■ **Brief 1**
Answer these questions from the text on manipulating date strings, one line each.
(a) What data type does the text say we usually have in archival description?
(b) On the Princeton finding aids site, what can you sort by?
(c) The example series comes from whose papers?

** Start Source extract **

Manipulating date strings (which is the data type we usually have in archival description), particularly when you have a lot of legacy data, is a pain. I was working with a friend to update some legacy data in her finding aid, and it occurred to me that there isn’t a lot of direct guidance out there about how to manipulate dates with various tools. So, here’s a run-down of some of my methods — please feel free to add your own in the comments.

Why does this matter?

I’ll be honest, in a lot of situations, date formats don’t matter at all. I’ve said it before and I’ll say it again — we put a whole lot of effort into creating structured data, considering that most of us just flatten it into HTML and put it up as a webpage. However, there is a brighter tomorrow. With structured data, you can make far better interfaces, and there are really nice examples of places that let you do stuff with date data.

In the Princeton finding aids site, you can sort by title, date, or container. This means that in a series like this, in the George F. Kennan papers, where the archivist (or possibly creator) filed by title, this isn’t the only way to look through materials.

George Kennan Finding Aid

The order of materials as they are presented

George Kennan Finding Aid

The order of materials, sorted by me (the user) by date ascending.

** End Source extract **

■ **Brief 2**
Rewrite the records from the start down through the line that contains "paste-icon — [215, 56, 230, 72]", swapping "empty-line-marker" for "blank-line-marker" and changing nothing else.

** Start Source data **

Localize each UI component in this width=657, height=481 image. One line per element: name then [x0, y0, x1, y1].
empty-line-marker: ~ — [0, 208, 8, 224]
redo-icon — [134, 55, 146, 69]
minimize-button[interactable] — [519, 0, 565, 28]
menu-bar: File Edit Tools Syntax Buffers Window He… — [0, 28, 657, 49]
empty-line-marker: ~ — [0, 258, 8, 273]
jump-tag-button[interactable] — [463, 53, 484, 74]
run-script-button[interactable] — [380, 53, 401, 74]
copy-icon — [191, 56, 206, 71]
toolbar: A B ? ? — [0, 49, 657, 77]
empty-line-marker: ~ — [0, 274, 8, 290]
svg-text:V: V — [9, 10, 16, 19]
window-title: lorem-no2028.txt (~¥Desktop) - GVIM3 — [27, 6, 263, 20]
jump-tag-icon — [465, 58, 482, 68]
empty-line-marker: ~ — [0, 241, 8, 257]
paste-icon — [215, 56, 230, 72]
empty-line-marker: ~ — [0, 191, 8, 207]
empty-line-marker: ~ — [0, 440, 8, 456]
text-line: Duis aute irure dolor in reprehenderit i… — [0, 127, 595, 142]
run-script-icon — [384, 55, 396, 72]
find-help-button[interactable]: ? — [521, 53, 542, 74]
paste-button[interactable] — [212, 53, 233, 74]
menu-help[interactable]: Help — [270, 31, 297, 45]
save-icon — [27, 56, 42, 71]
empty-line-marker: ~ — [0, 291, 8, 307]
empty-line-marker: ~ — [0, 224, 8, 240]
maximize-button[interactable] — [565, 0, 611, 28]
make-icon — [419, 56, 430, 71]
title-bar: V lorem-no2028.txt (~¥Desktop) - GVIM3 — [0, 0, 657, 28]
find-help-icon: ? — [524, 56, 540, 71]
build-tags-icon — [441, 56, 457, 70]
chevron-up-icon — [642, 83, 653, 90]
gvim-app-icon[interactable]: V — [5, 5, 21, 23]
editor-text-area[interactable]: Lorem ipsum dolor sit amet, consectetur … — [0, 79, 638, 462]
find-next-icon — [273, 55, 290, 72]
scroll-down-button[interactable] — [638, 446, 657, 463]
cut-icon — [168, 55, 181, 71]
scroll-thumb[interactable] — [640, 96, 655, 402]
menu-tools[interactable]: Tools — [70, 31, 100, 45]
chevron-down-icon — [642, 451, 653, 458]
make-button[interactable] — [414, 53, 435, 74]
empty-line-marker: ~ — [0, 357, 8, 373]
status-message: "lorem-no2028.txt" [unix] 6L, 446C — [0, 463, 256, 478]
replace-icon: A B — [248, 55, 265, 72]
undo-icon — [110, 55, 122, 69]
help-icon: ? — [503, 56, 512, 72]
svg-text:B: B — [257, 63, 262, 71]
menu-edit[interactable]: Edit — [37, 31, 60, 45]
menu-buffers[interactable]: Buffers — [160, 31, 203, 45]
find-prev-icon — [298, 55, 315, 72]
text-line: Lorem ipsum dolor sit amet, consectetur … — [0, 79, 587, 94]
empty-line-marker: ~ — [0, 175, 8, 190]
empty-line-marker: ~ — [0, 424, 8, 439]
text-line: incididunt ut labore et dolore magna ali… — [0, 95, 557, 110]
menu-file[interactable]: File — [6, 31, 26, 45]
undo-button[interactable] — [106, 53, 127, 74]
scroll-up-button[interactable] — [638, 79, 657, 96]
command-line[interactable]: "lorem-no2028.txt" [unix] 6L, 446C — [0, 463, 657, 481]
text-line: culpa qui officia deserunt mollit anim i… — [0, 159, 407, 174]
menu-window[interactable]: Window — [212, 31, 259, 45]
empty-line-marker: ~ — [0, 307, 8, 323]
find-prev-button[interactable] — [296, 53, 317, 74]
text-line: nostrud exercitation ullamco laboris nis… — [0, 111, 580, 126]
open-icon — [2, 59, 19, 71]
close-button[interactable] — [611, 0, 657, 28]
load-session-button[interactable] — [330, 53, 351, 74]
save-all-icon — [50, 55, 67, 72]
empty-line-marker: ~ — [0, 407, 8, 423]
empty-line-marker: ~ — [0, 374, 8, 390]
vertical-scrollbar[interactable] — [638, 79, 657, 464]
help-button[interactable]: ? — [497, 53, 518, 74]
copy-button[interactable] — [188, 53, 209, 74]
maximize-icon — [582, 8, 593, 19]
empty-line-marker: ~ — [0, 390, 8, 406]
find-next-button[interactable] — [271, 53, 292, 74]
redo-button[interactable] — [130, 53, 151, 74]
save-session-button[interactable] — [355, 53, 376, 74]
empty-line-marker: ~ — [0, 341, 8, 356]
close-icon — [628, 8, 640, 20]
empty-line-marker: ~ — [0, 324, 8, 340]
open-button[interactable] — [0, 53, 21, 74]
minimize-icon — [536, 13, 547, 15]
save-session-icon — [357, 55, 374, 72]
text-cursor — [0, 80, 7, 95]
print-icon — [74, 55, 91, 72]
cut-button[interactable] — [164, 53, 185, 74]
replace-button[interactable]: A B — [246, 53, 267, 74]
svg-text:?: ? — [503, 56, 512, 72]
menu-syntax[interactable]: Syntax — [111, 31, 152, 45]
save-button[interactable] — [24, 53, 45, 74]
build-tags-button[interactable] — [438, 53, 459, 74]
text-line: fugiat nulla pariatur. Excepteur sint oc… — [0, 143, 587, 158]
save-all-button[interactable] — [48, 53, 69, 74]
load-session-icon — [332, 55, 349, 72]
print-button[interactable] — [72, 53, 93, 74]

** End Source data **

■ **Full solution 1**
(a) Date strings.
(b) Title, date, or container.
(c) George F. Kennan's.

■ **Full solution 2**
Localize each UI component in this width=657, height=481 image. One line per element: name then [x0, y0, x1, y1].
blank-line-marker: ~ — [0, 208, 8, 224]
redo-icon — [134, 55, 146, 69]
minimize-button[interactable] — [519, 0, 565, 28]
menu-bar: File Edit Tools Syntax Buffers Window He… — [0, 28, 657, 49]
blank-line-marker: ~ — [0, 258, 8, 273]
jump-tag-button[interactable] — [463, 53, 484, 74]
run-script-button[interactable] — [380, 53, 401, 74]
copy-icon — [191, 56, 206, 71]
toolbar: A B ? ? — [0, 49, 657, 77]
blank-line-marker: ~ — [0, 274, 8, 290]
svg-text:V: V — [9, 10, 16, 19]
window-title: lorem-no2028.txt (~¥Desktop) - GVIM3 — [27, 6, 263, 20]
jump-tag-icon — [465, 58, 482, 68]
blank-line-marker: ~ — [0, 241, 8, 257]
paste-icon — [215, 56, 230, 72]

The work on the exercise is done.